Task details:
Scan the records for the word "demi". Copy each line that includes it.
Start of Available records
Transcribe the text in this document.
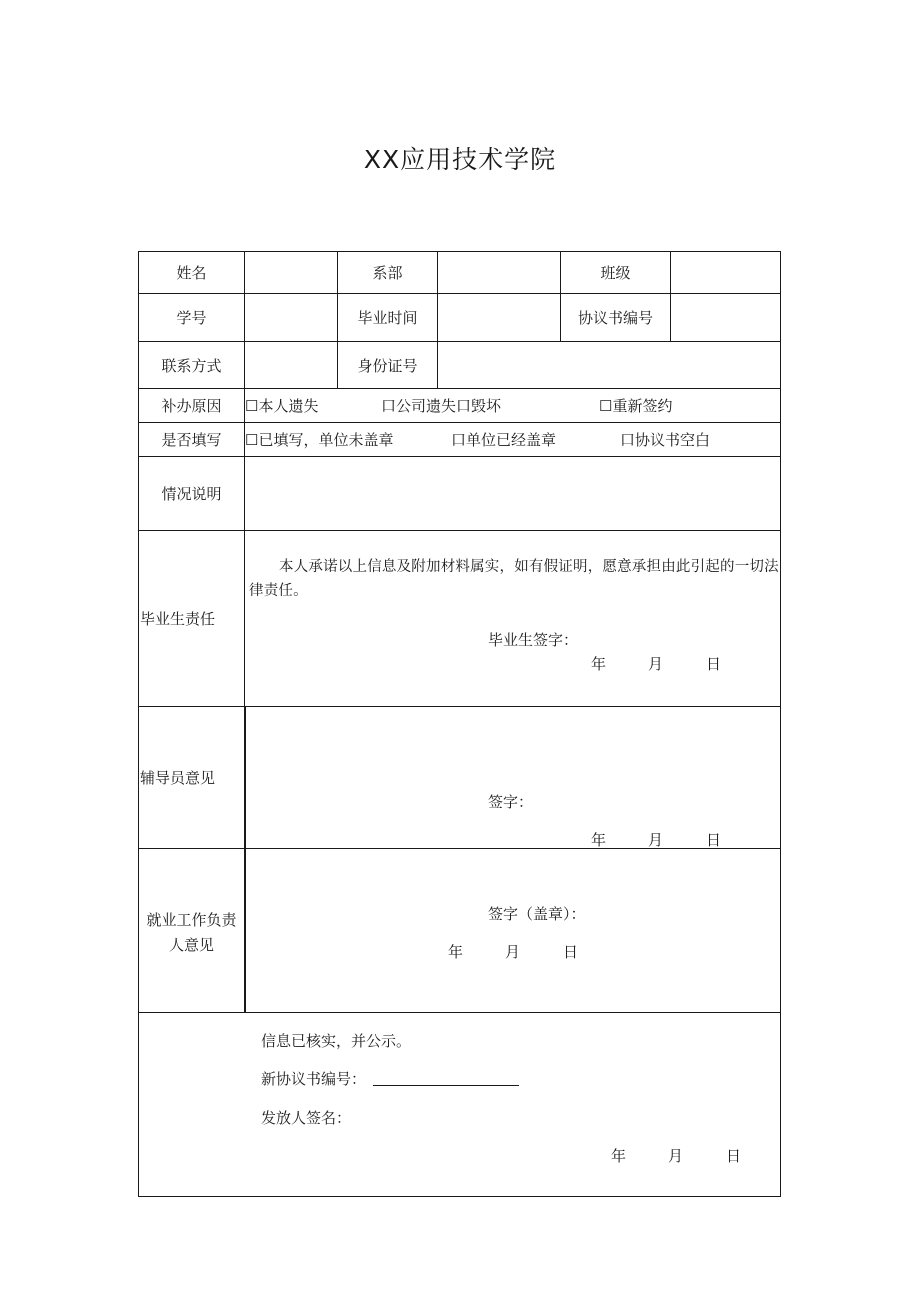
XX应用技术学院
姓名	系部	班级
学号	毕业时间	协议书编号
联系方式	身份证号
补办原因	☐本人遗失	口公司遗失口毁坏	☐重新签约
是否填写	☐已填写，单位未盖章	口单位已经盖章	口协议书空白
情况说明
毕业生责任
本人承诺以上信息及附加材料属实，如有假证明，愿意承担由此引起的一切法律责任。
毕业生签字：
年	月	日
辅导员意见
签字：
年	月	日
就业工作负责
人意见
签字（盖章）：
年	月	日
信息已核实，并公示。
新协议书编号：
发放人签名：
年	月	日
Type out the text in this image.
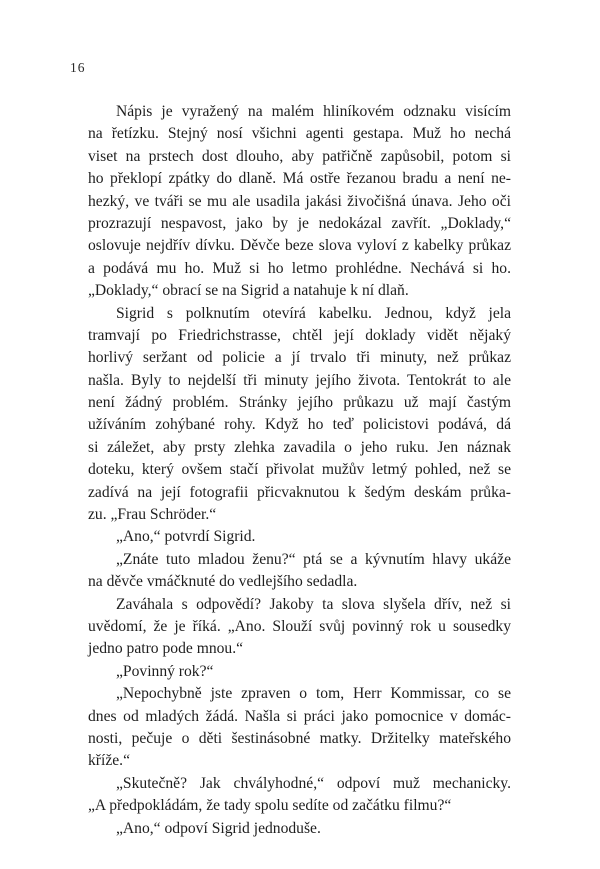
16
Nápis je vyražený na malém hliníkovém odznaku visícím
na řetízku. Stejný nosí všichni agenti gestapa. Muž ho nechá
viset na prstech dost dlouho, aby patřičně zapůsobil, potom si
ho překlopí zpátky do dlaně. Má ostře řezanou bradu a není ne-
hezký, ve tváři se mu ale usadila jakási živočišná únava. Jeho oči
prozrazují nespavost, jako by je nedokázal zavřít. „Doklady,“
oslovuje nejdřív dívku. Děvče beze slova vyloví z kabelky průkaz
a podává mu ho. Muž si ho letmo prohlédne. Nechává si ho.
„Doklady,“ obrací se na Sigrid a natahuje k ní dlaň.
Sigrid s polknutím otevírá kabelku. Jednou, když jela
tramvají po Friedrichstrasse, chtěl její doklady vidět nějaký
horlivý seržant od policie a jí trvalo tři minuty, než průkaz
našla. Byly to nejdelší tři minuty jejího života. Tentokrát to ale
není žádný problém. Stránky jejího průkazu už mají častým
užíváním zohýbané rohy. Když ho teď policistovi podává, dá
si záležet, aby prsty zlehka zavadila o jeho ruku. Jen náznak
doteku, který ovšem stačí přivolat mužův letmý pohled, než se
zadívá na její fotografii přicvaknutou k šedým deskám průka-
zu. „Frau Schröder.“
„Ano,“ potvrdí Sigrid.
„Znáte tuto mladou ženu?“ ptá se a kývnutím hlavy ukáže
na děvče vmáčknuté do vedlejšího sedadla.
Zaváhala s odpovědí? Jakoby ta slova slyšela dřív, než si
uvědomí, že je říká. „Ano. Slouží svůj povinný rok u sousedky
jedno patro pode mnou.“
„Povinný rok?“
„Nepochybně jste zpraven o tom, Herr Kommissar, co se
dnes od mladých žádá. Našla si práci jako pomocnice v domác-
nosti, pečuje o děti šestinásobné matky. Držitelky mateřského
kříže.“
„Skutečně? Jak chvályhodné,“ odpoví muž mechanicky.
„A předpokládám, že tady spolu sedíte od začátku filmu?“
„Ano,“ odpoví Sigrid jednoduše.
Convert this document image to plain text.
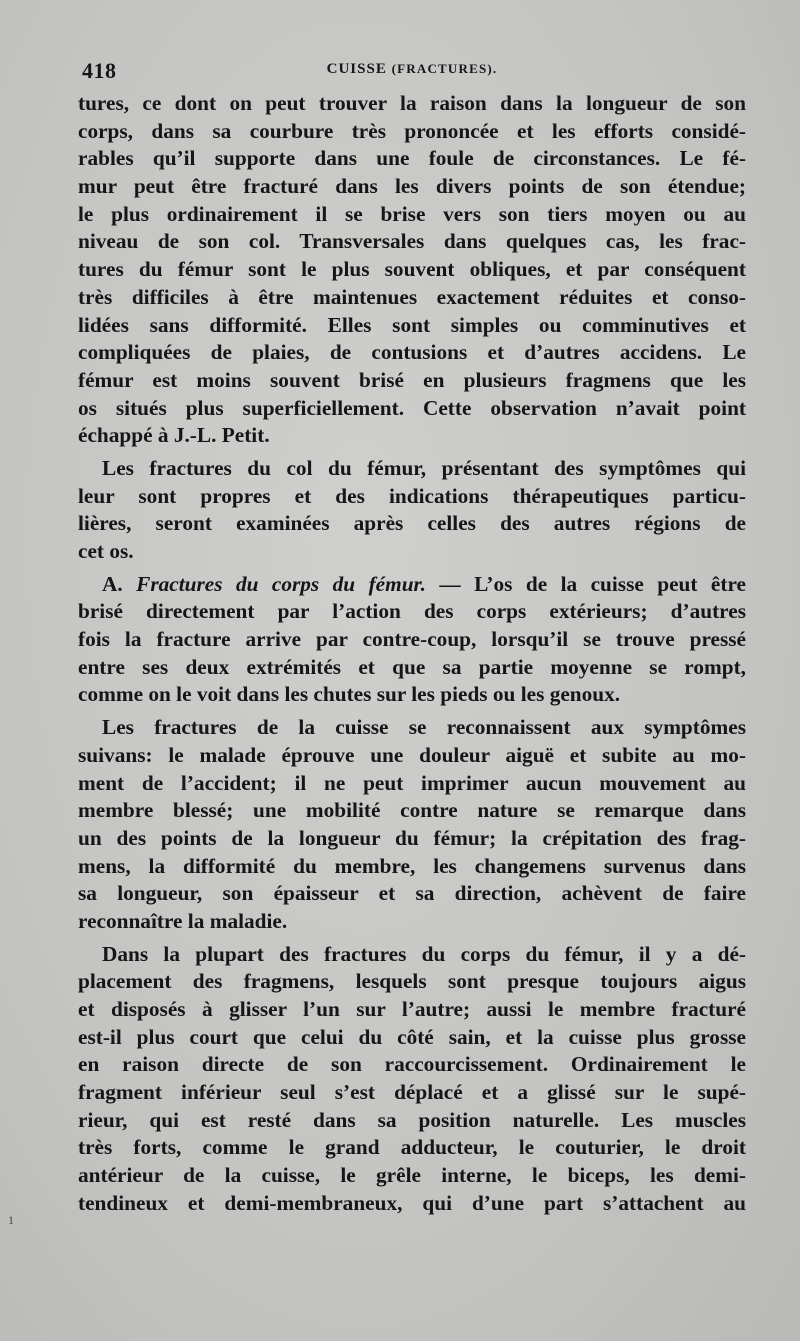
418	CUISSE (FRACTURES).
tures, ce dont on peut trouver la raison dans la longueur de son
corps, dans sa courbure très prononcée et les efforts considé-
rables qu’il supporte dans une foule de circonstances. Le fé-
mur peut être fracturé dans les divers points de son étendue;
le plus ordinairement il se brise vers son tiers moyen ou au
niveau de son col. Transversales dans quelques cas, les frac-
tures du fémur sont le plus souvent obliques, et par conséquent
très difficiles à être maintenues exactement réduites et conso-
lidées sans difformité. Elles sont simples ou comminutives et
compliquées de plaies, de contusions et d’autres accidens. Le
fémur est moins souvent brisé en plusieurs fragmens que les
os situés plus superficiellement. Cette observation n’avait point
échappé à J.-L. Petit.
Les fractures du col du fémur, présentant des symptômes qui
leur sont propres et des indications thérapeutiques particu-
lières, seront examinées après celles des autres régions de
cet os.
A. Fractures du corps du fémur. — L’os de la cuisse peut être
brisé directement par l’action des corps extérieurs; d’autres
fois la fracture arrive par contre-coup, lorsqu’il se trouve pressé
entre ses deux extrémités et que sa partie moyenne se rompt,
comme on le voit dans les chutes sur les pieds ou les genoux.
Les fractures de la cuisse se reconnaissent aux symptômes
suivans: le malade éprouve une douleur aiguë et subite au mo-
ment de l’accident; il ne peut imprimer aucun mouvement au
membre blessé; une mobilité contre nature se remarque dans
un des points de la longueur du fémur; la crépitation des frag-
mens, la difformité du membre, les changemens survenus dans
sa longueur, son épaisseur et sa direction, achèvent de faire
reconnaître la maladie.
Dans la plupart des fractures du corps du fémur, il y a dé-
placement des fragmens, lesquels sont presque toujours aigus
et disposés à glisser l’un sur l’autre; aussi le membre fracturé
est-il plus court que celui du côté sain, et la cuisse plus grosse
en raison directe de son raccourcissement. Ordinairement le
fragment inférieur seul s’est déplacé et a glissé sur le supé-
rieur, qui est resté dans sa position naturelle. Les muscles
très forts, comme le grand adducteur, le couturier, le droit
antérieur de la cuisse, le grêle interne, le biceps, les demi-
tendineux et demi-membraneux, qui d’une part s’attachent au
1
End of Available records
Worked answer:
antérieur de la cuisse, le grêle interne, le biceps, les demi-
tendineux et demi-membraneux, qui d’une part s’attachent au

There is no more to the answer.